REQUEST: Find the line containing "Give me a plain-text". Quote it and every line after it, exactly, through the end; skip pictures.

GIVEN DATA:

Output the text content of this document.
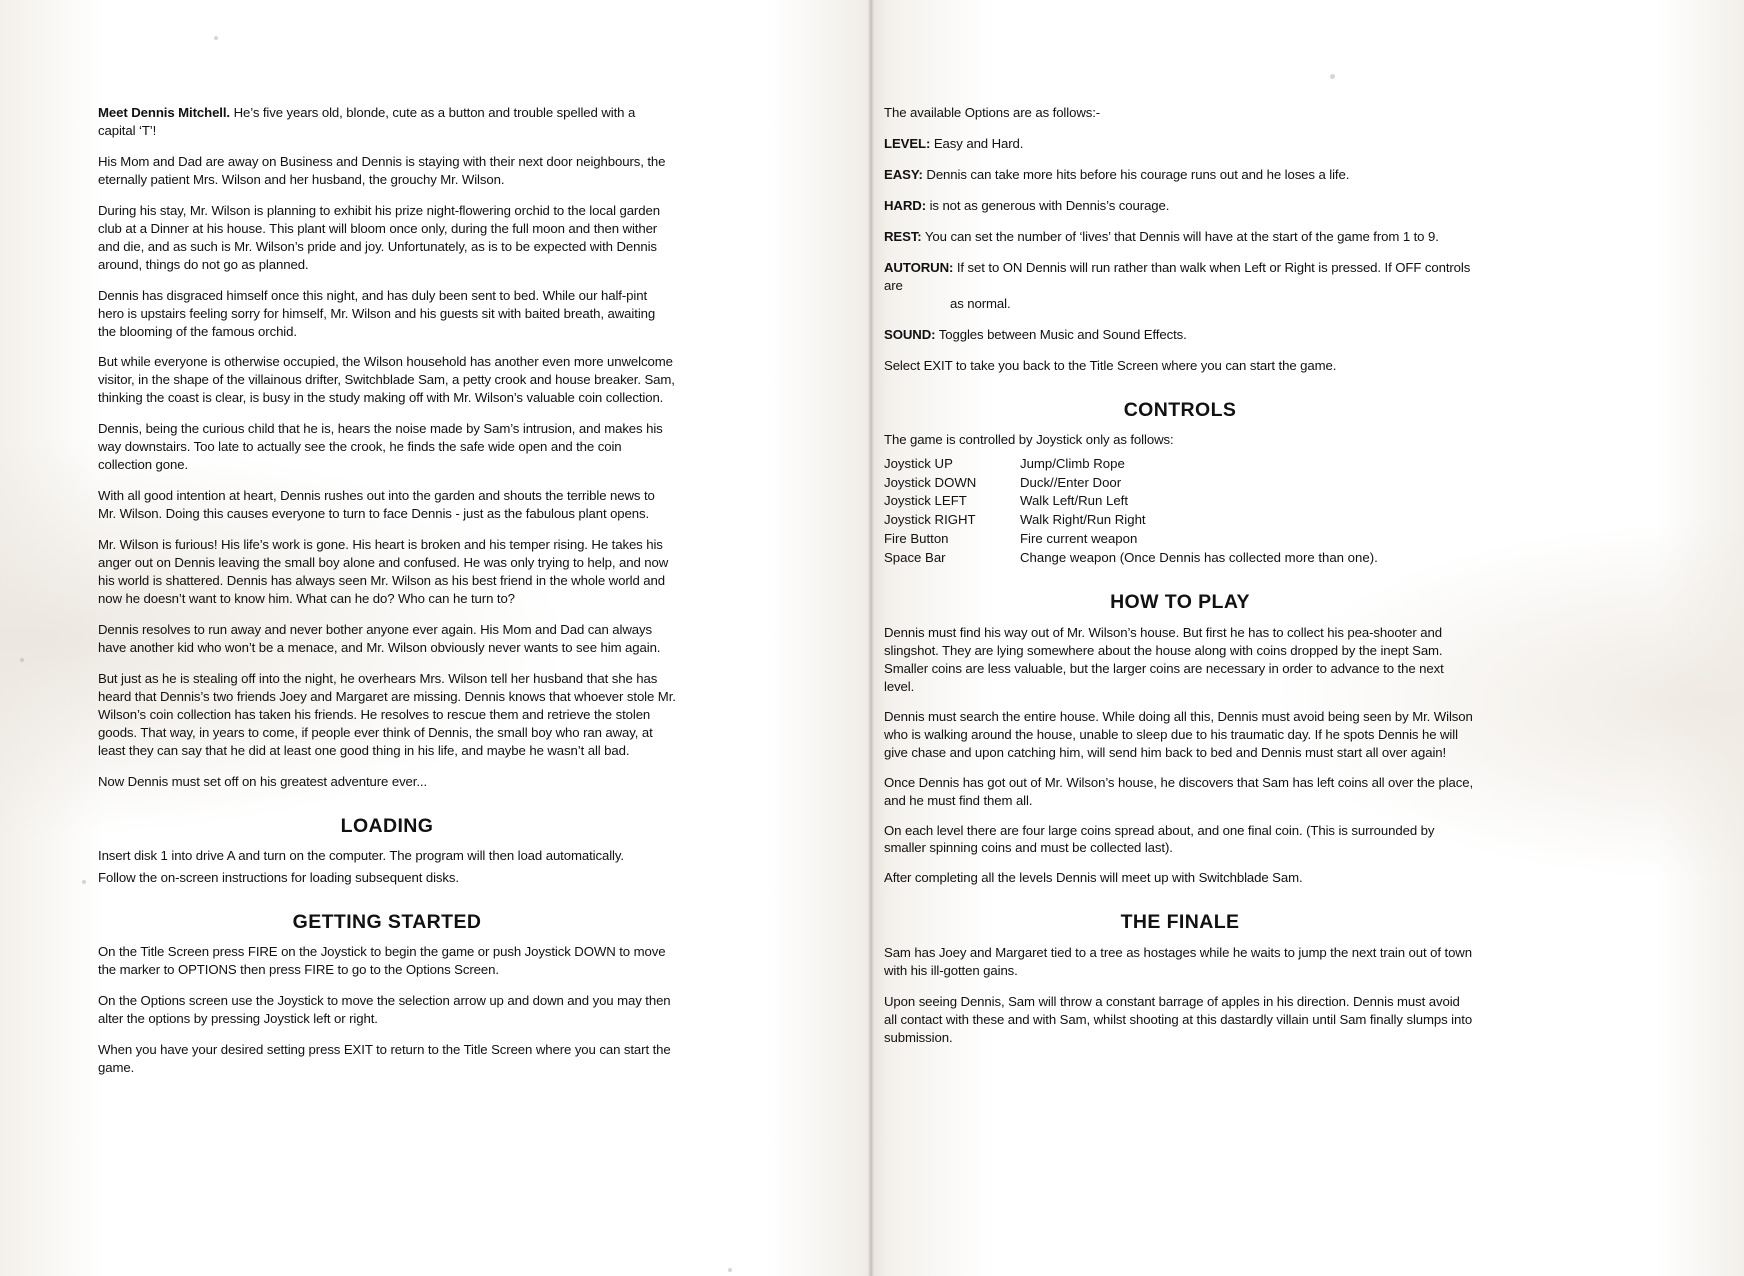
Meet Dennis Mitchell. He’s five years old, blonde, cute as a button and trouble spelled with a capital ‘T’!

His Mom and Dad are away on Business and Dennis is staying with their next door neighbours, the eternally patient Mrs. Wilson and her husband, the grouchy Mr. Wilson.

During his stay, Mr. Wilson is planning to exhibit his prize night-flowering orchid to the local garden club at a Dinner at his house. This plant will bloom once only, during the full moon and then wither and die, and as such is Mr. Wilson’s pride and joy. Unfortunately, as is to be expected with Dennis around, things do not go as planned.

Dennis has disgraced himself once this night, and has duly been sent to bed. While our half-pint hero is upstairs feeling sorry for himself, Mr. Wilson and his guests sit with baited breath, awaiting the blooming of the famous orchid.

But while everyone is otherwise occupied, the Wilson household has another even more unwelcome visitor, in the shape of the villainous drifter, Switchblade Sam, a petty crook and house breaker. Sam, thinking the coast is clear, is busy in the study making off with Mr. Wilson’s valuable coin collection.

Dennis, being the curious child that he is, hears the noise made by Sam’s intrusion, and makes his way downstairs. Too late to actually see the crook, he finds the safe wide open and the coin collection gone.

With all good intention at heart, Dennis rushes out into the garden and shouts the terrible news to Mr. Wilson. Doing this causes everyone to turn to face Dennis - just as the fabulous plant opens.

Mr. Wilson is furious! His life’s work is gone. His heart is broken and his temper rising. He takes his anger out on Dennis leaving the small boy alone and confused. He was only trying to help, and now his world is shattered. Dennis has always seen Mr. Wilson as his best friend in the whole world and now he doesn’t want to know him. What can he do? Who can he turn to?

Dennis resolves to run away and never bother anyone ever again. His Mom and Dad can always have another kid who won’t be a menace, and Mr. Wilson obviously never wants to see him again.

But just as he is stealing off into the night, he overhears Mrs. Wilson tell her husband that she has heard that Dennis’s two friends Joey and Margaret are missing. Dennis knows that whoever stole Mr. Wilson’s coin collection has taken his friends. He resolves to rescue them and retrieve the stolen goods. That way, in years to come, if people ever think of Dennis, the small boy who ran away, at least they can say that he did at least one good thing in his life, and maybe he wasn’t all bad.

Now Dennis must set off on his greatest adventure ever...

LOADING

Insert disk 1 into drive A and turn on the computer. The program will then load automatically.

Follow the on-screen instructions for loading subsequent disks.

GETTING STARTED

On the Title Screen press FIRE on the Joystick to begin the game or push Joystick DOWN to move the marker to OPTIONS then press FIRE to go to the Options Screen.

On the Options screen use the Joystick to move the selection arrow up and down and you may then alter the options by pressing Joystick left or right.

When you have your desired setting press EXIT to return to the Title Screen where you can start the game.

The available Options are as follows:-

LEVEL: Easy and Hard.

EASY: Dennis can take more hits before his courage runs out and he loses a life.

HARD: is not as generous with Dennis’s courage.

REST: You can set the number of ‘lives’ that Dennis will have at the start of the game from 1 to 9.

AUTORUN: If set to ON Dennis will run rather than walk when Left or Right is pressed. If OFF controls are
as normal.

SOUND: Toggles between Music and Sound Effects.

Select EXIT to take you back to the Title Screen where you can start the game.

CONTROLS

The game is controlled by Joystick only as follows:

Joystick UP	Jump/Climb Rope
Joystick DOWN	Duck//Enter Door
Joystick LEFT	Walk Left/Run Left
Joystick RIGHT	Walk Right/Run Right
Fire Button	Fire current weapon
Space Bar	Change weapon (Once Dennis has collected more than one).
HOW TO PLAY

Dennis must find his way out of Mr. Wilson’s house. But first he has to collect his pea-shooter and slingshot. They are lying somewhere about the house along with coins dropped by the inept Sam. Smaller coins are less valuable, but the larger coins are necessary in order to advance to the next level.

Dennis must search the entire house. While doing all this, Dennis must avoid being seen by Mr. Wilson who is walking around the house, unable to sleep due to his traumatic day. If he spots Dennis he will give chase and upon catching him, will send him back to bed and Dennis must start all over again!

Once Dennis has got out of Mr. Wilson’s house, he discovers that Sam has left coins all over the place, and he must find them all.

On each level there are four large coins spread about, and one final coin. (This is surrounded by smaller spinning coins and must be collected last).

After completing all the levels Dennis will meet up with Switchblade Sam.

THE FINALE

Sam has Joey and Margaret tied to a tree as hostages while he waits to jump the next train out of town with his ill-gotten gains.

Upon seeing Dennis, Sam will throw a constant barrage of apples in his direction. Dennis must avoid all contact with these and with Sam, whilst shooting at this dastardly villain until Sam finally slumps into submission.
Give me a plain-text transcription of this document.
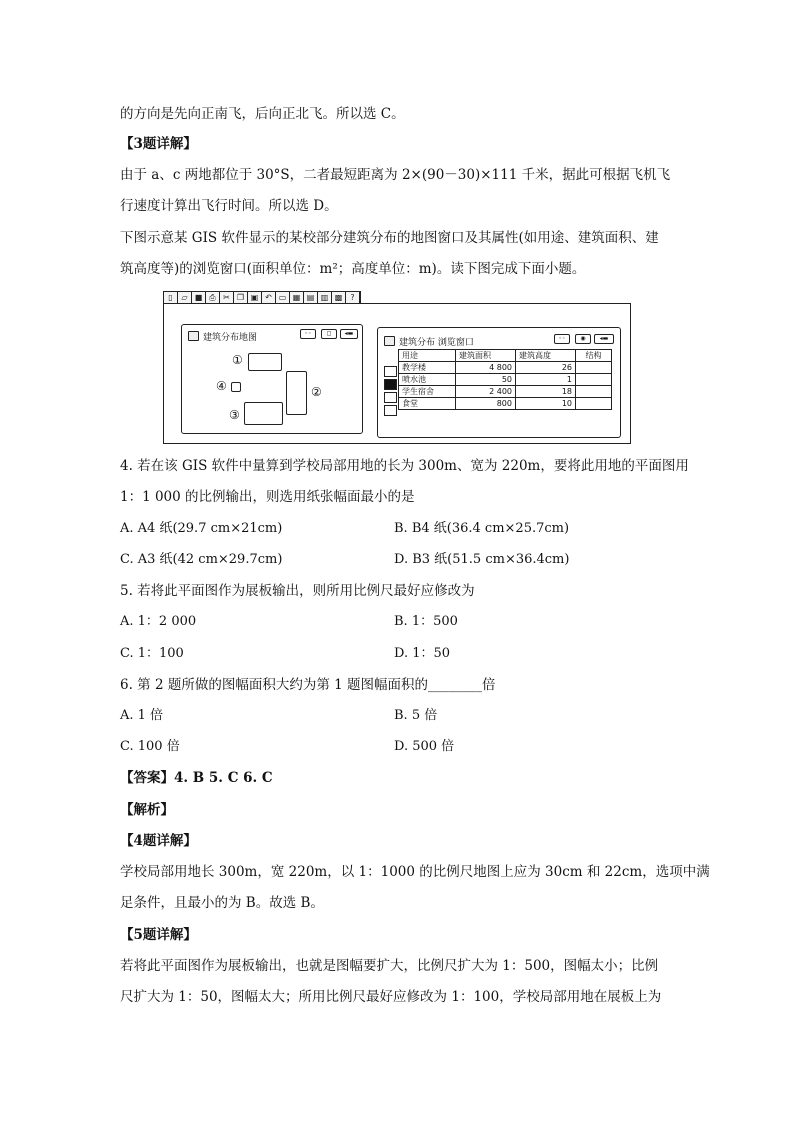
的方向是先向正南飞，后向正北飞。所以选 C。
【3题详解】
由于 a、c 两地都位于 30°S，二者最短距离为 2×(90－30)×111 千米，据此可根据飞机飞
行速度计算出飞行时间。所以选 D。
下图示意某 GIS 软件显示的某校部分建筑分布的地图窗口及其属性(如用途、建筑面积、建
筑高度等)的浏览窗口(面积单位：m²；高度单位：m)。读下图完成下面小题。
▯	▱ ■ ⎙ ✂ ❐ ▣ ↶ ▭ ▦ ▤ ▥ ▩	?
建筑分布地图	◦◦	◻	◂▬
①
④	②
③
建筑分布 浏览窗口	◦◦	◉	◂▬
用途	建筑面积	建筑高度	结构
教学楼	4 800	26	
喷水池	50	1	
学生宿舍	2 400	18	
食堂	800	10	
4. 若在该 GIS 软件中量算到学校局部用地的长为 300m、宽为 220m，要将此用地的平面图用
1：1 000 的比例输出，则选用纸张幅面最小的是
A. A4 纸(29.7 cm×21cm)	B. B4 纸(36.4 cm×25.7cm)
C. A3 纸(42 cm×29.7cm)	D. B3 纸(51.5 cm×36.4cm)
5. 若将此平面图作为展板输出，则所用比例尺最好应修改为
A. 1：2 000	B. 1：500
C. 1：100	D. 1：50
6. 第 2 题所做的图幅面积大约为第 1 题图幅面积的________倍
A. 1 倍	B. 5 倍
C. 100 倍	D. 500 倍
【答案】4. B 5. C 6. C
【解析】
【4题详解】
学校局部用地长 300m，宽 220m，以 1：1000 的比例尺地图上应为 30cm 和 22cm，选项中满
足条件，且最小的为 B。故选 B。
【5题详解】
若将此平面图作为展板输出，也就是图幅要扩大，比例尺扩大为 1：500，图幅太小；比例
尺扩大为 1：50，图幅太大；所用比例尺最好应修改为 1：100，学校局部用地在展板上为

THE ANSWER:
Give me a plain-text transcription of this document.
的方向是先向正南飞，后向正北飞。所以选 C。
【3题详解】
由于 a、c 两地都位于 30°S，二者最短距离为 2×(90－30)×111 千米，据此可根据飞机飞
行速度计算出飞行时间。所以选 D。
下图示意某 GIS 软件显示的某校部分建筑分布的地图窗口及其属性(如用途、建筑面积、建
筑高度等)的浏览窗口(面积单位：m²；高度单位：m)。读下图完成下面小题。
▯	▱ ■ ⎙ ✂ ❐ ▣ ↶ ▭ ▦ ▤ ▥ ▩	?
建筑分布地图	◦◦	◻	◂▬
①
④	②
③
建筑分布 浏览窗口	◦◦	◉	◂▬
用途	建筑面积	建筑高度	结构
教学楼	4 800	26	
喷水池	50	1	
学生宿舍	2 400	18	
食堂	800	10	
4. 若在该 GIS 软件中量算到学校局部用地的长为 300m、宽为 220m，要将此用地的平面图用
1：1 000 的比例输出，则选用纸张幅面最小的是
A. A4 纸(29.7 cm×21cm)	B. B4 纸(36.4 cm×25.7cm)
C. A3 纸(42 cm×29.7cm)	D. B3 纸(51.5 cm×36.4cm)
5. 若将此平面图作为展板输出，则所用比例尺最好应修改为
A. 1：2 000	B. 1：500
C. 1：100	D. 1：50
6. 第 2 题所做的图幅面积大约为第 1 题图幅面积的________倍
A. 1 倍	B. 5 倍
C. 100 倍	D. 500 倍
【答案】4. B 5. C 6. C
【解析】
【4题详解】
学校局部用地长 300m，宽 220m，以 1：1000 的比例尺地图上应为 30cm 和 22cm，选项中满
足条件，且最小的为 B。故选 B。
【5题详解】
若将此平面图作为展板输出，也就是图幅要扩大，比例尺扩大为 1：500，图幅太小；比例
尺扩大为 1：50，图幅太大；所用比例尺最好应修改为 1：100，学校局部用地在展板上为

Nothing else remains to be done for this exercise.